- Instructions to follow -
Extract the records in full, leaving every picture out.
** Begin **
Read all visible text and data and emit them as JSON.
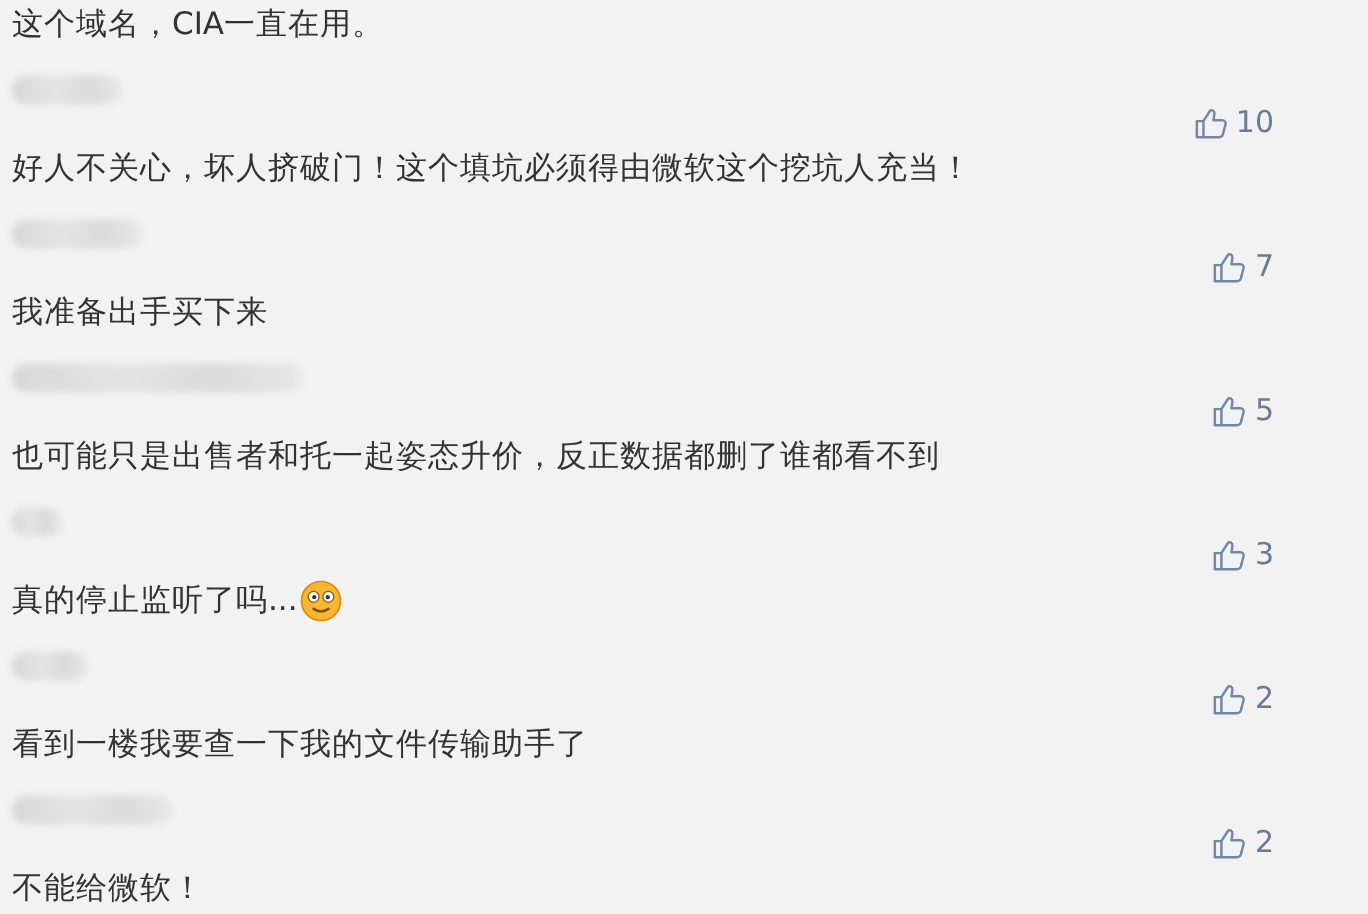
{
  "comments": [
    {
      "text": "这个域名，CIA一直在用。"
    },
    {
      "likes": "10",
      "text": "好人不关心，坏人挤破门！这个填坑必须得由微软这个挖坑人充当！"
    },
    {
      "likes": "7",
      "text": "我准备出手买下来"
    },
    {
      "likes": "5",
      "text": "也可能只是出售者和托一起姿态升价，反正数据都删了谁都看不到"
    },
    {
      "likes": "3",
      "text": "真的停止监听了吗...",
      "emoji": true
    },
    {
      "likes": "2",
      "text": "看到一楼我要查一下我的文件传输助手了"
    },
    {
      "likes": "2",
      "text": "不能给微软！"
    }
  ]
}
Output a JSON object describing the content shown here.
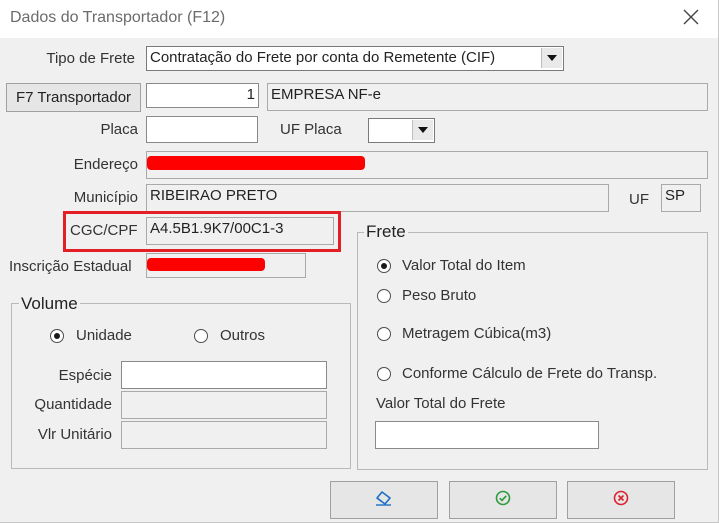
{
  "window": {
    "title": "Dados do Transportador  (F12)",
    "close_icon": "close-icon"
  },
  "tipo_frete": {
    "label": "Tipo de Frete",
    "value": "Contratação do Frete por conta do Remetente (CIF)"
  },
  "transportador": {
    "button_label": "F7  Transportador",
    "code": "1",
    "name": "EMPRESA NF-e"
  },
  "placa": {
    "label": "Placa",
    "value": "",
    "uf_label": "UF Placa",
    "uf_value": ""
  },
  "endereco": {
    "label": "Endereço"
  },
  "municipio": {
    "label": "Município",
    "value": "RIBEIRAO PRETO",
    "uf_label": "UF",
    "uf_value": "SP"
  },
  "cgc": {
    "label": "CGC/CPF",
    "value": "A4.5B1.9K7/00C1-3"
  },
  "inscricao": {
    "label": "Inscrição Estadual"
  },
  "volume": {
    "title": "Volume",
    "options": [
      {
        "label": "Unidade",
        "selected": true
      },
      {
        "label": "Outros",
        "selected": false
      }
    ],
    "especie_label": "Espécie",
    "quantidade_label": "Quantidade",
    "vlr_unitario_label": "Vlr Unitário"
  },
  "frete": {
    "title": "Frete",
    "options": [
      {
        "label": "Valor Total do Item",
        "selected": true
      },
      {
        "label": "Peso Bruto",
        "selected": false
      },
      {
        "label": "Metragem Cúbica(m3)",
        "selected": false
      },
      {
        "label": "Conforme Cálculo de Frete do Transp.",
        "selected": false
      }
    ],
    "valor_total_label": "Valor Total do Frete",
    "valor_total_value": ""
  },
  "footer": {
    "buttons": [
      "eraser-icon",
      "confirm-icon",
      "cancel-icon"
    ]
  },
  "colors": {
    "accent_red": "#e31e24",
    "redaction": "#ff0000",
    "confirm_green": "#2e9b3e",
    "cancel_red": "#d9232e",
    "eraser_blue": "#1f6fc4"
  }
}
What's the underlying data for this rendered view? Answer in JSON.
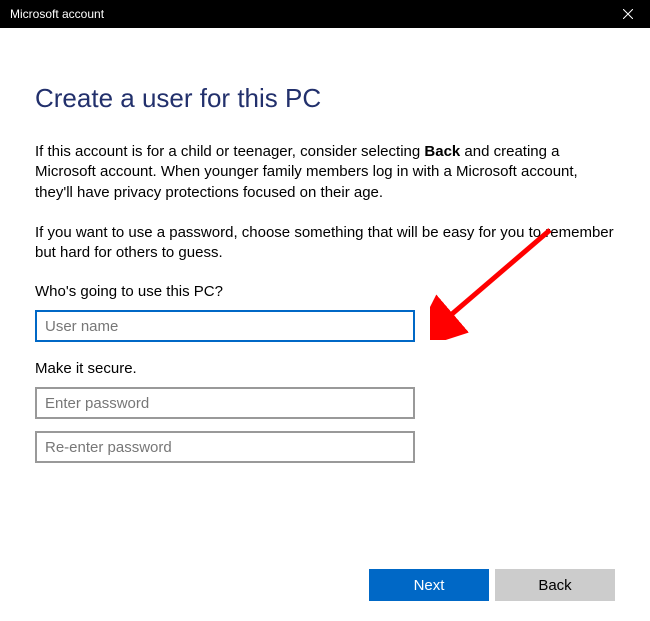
{
  "titlebar": {
    "title": "Microsoft account"
  },
  "heading": "Create a user for this PC",
  "desc1_pre": "If this account is for a child or teenager, consider selecting ",
  "desc1_bold": "Back",
  "desc1_post": " and creating a Microsoft account. When younger family members log in with a Microsoft account, they'll have privacy protections focused on their age.",
  "desc2": "If you want to use a password, choose something that will be easy for you to remember but hard for others to guess.",
  "section_user_label": "Who's going to use this PC?",
  "username_placeholder": "User name",
  "section_secure_label": "Make it secure.",
  "password_placeholder": "Enter password",
  "password2_placeholder": "Re-enter password",
  "buttons": {
    "next": "Next",
    "back": "Back"
  }
}
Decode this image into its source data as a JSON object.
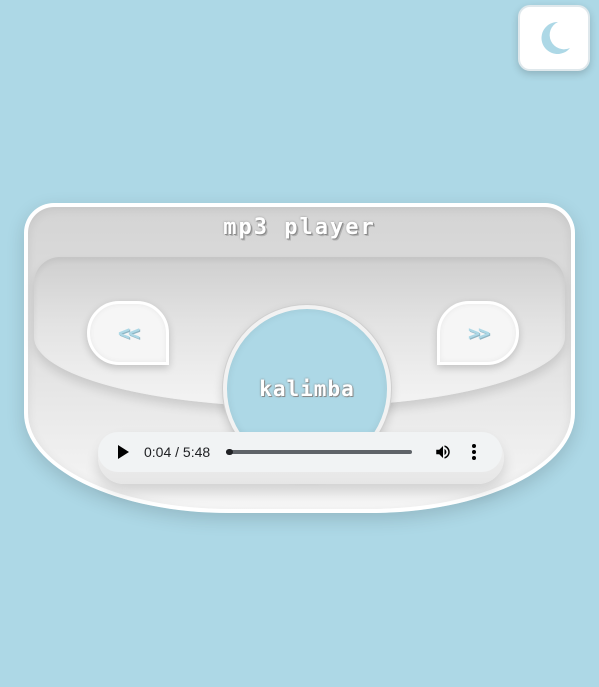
{
  "theme_toggle": {
    "icon": "moon-icon",
    "icon_color": "#add8e6"
  },
  "player": {
    "title": "mp3 player",
    "prev_label": "<<",
    "next_label": ">>",
    "track_name": "Kalimba",
    "disc_color": "#add8e6"
  },
  "audio": {
    "current_time": "0:04",
    "duration": "5:48",
    "time_display": "0:04 / 5:48",
    "progress_fraction": 0.011,
    "play_icon": "play-icon",
    "volume_icon": "volume-icon",
    "more_icon": "more-options-icon"
  },
  "colors": {
    "background": "#add8e6",
    "panel": "#e4e4e4",
    "border": "#ffffff"
  }
}
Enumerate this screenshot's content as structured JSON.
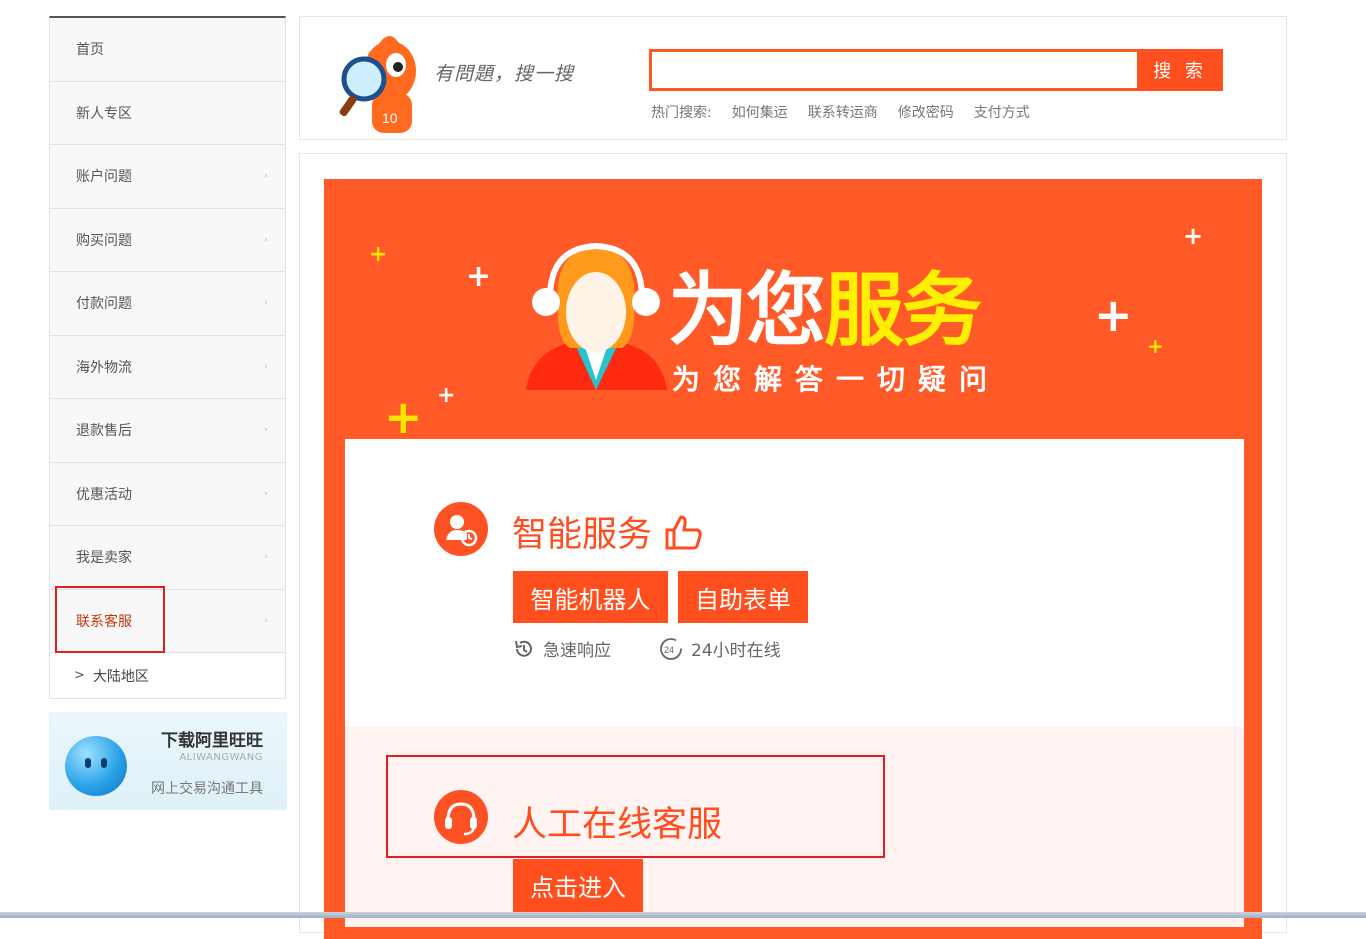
{
  "sidebar": {
    "items": [
      {
        "label": "首页"
      },
      {
        "label": "新人专区"
      },
      {
        "label": "账户问题"
      },
      {
        "label": "购买问题"
      },
      {
        "label": "付款问题"
      },
      {
        "label": "海外物流"
      },
      {
        "label": "退款售后"
      },
      {
        "label": "优惠活动"
      },
      {
        "label": "我是卖家"
      },
      {
        "label": "联系客服"
      }
    ],
    "sub_item": "大陆地区",
    "active": "联系客服"
  },
  "wangwang": {
    "title": "下载阿里旺旺",
    "en": "ALIWANGWANG",
    "subtitle": "网上交易沟通工具"
  },
  "header": {
    "slogan": "有問題，搜一搜",
    "search_value": "",
    "search_button": "搜 索",
    "hot_label": "热门搜索:",
    "hot_links": [
      "如何集运",
      "联系转运商",
      "修改密码",
      "支付方式"
    ]
  },
  "banner": {
    "title_white": "为您",
    "title_yellow": "服务",
    "subtitle": "为您解答一切疑问"
  },
  "smart_service": {
    "title": "智能服务",
    "buttons": [
      "智能机器人",
      "自助表单"
    ],
    "features": [
      "急速响应",
      "24小时在线"
    ],
    "badge_24": "24"
  },
  "human_service": {
    "title": "人工在线客服",
    "button": "点击进入"
  },
  "colors": {
    "brand_orange": "#ff5a28",
    "highlight_yellow": "#ffef00",
    "annotation_red": "#e02020"
  }
}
** End **
- Output for this exercise -
Read all visible text and data and emit them as JSON.
{
  "comments": [
    {
      "text": "这个域名，CIA一直在用。"
    },
    {
      "likes": "10",
      "text": "好人不关心，坏人挤破门！这个填坑必须得由微软这个挖坑人充当！"
    },
    {
      "likes": "7",
      "text": "我准备出手买下来"
    },
    {
      "likes": "5",
      "text": "也可能只是出售者和托一起姿态升价，反正数据都删了谁都看不到"
    },
    {
      "likes": "3",
      "text": "真的停止监听了吗...",
      "emoji": true
    },
    {
      "likes": "2",
      "text": "看到一楼我要查一下我的文件传输助手了"
    },
    {
      "likes": "2",
      "text": "不能给微软！"
    }
  ]
}
Output a JSON object describing the content shown here.
{
  "window": {
    "title": "Dados do Transportador  (F12)",
    "close_icon": "close-icon"
  },
  "tipo_frete": {
    "label": "Tipo de Frete",
    "value": "Contratação do Frete por conta do Remetente (CIF)"
  },
  "transportador": {
    "button_label": "F7  Transportador",
    "code": "1",
    "name": "EMPRESA NF-e"
  },
  "placa": {
    "label": "Placa",
    "value": "",
    "uf_label": "UF Placa",
    "uf_value": ""
  },
  "endereco": {
    "label": "Endereço"
  },
  "municipio": {
    "label": "Município",
    "value": "RIBEIRAO PRETO",
    "uf_label": "UF",
    "uf_value": "SP"
  },
  "cgc": {
    "label": "CGC/CPF",
    "value": "A4.5B1.9K7/00C1-3"
  },
  "inscricao": {
    "label": "Inscrição Estadual"
  },
  "volume": {
    "title": "Volume",
    "options": [
      {
        "label": "Unidade",
        "selected": true
      },
      {
        "label": "Outros",
        "selected": false
      }
    ],
    "especie_label": "Espécie",
    "quantidade_label": "Quantidade",
    "vlr_unitario_label": "Vlr Unitário"
  },
  "frete": {
    "title": "Frete",
    "options": [
      {
        "label": "Valor Total do Item",
        "selected": true
      },
      {
        "label": "Peso Bruto",
        "selected": false
      },
      {
        "label": "Metragem Cúbica(m3)",
        "selected": false
      },
      {
        "label": "Conforme Cálculo de Frete do Transp.",
        "selected": false
      }
    ],
    "valor_total_label": "Valor Total do Frete",
    "valor_total_value": ""
  },
  "footer": {
    "buttons": [
      "eraser-icon",
      "confirm-icon",
      "cancel-icon"
    ]
  },
  "colors": {
    "accent_red": "#e31e24",
    "redaction": "#ff0000",
    "confirm_green": "#2e9b3e",
    "cancel_red": "#d9232e",
    "eraser_blue": "#1f6fc4"
  }
}
What's the underlying data for this rendered view? Answer in JSON.
{
  "titlebar": {
    "title": "Microsoft account"
  },
  "heading": "Create a user for this PC",
  "desc1_pre": "If this account is for a child or teenager, consider selecting ",
  "desc1_bold": "Back",
  "desc1_post": " and creating a Microsoft account. When younger family members log in with a Microsoft account, they'll have privacy protections focused on their age.",
  "desc2": "If you want to use a password, choose something that will be easy for you to remember but hard for others to guess.",
  "section_user_label": "Who's going to use this PC?",
  "username_placeholder": "User name",
  "section_secure_label": "Make it secure.",
  "password_placeholder": "Enter password",
  "password2_placeholder": "Re-enter password",
  "buttons": {
    "next": "Next",
    "back": "Back"
  }
}
Decode this image into its source data as a JSON object.
{
  "theme_toggle": {
    "icon": "moon-icon",
    "icon_color": "#add8e6"
  },
  "player": {
    "title": "mp3 player",
    "prev_label": "<<",
    "next_label": ">>",
    "track_name": "Kalimba",
    "disc_color": "#add8e6"
  },
  "audio": {
    "current_time": "0:04",
    "duration": "5:48",
    "time_display": "0:04 / 5:48",
    "progress_fraction": 0.011,
    "play_icon": "play-icon",
    "volume_icon": "volume-icon",
    "more_icon": "more-options-icon"
  },
  "colors": {
    "background": "#add8e6",
    "panel": "#e4e4e4",
    "border": "#ffffff"
  }
}
Enumerate this screenshot's content as structured JSON.
{
  "sidebar": {
    "items": [
      {
        "label": "首页"
      },
      {
        "label": "新人专区"
      },
      {
        "label": "账户问题"
      },
      {
        "label": "购买问题"
      },
      {
        "label": "付款问题"
      },
      {
        "label": "海外物流"
      },
      {
        "label": "退款售后"
      },
      {
        "label": "优惠活动"
      },
      {
        "label": "我是卖家"
      },
      {
        "label": "联系客服"
      }
    ],
    "sub_item": "大陆地区",
    "active": "联系客服"
  },
  "wangwang": {
    "title": "下载阿里旺旺",
    "en": "ALIWANGWANG",
    "subtitle": "网上交易沟通工具"
  },
  "header": {
    "slogan": "有問題，搜一搜",
    "search_value": "",
    "search_button": "搜 索",
    "hot_label": "热门搜索:",
    "hot_links": [
      "如何集运",
      "联系转运商",
      "修改密码",
      "支付方式"
    ]
  },
  "banner": {
    "title_white": "为您",
    "title_yellow": "服务",
    "subtitle": "为您解答一切疑问"
  },
  "smart_service": {
    "title": "智能服务",
    "buttons": [
      "智能机器人",
      "自助表单"
    ],
    "features": [
      "急速响应",
      "24小时在线"
    ],
    "badge_24": "24"
  },
  "human_service": {
    "title": "人工在线客服",
    "button": "点击进入"
  },
  "colors": {
    "brand_orange": "#ff5a28",
    "highlight_yellow": "#ffef00",
    "annotation_red": "#e02020"
  }
}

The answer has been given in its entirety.